--- Material provided Enclosed Below ---

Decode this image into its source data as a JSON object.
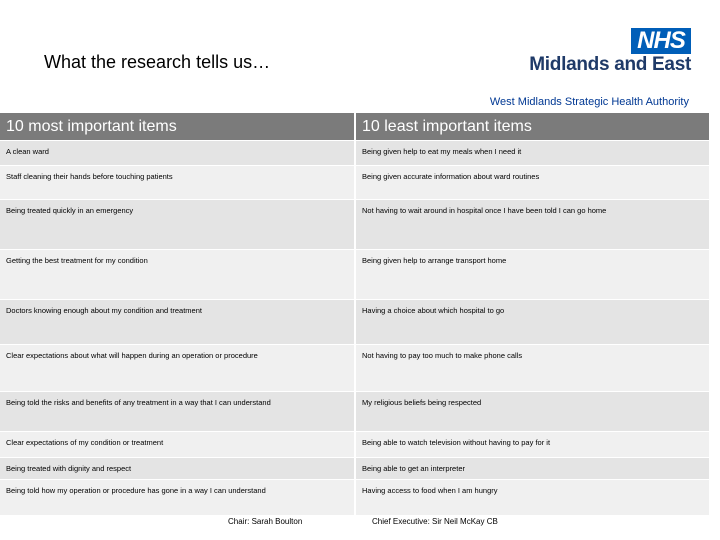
{
  "header": {
    "title": "What the research tells us…",
    "logo": {
      "mark": "NHS",
      "region": "Midlands and East"
    },
    "organisation": "West Midlands Strategic Health Authority"
  },
  "table": {
    "columns": [
      "10 most important items",
      "10 least important items"
    ],
    "rows": [
      [
        "A clean ward",
        "Being given help to eat my meals when I need it"
      ],
      [
        "Staff cleaning their hands before touching patients",
        "Being given accurate information about ward routines"
      ],
      [
        "Being treated quickly in an emergency",
        "Not having to wait around in hospital once I have been told I can go home"
      ],
      [
        "Getting the best treatment for my condition",
        "Being given help to arrange transport home"
      ],
      [
        "Doctors knowing enough about my condition and treatment",
        "Having a choice about which hospital to go"
      ],
      [
        "Clear expectations about what will happen during an operation or procedure",
        "Not having to pay too much to make phone calls"
      ],
      [
        "Being told the risks and benefits of any treatment in a way that I can understand",
        "My religious beliefs being respected"
      ],
      [
        "Clear expectations of my condition or treatment",
        "Being able to watch television without having to pay for it"
      ],
      [
        "Being treated with dignity and respect",
        "Being able to get an interpreter"
      ],
      [
        "Being told how my operation or procedure has gone in a way I can understand",
        "Having access to food when I am hungry"
      ]
    ]
  },
  "footer": {
    "chair": "Chair: Sarah Boulton",
    "chief_executive": "Chief Executive: Sir Neil McKay CB"
  }
}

--- End of Enclosed Material provided ---

Copy all lines from the entries that contain the word "Midlands".

      "region": "Midlands and East"
    "organisation": "West Midlands Strategic Health Authority"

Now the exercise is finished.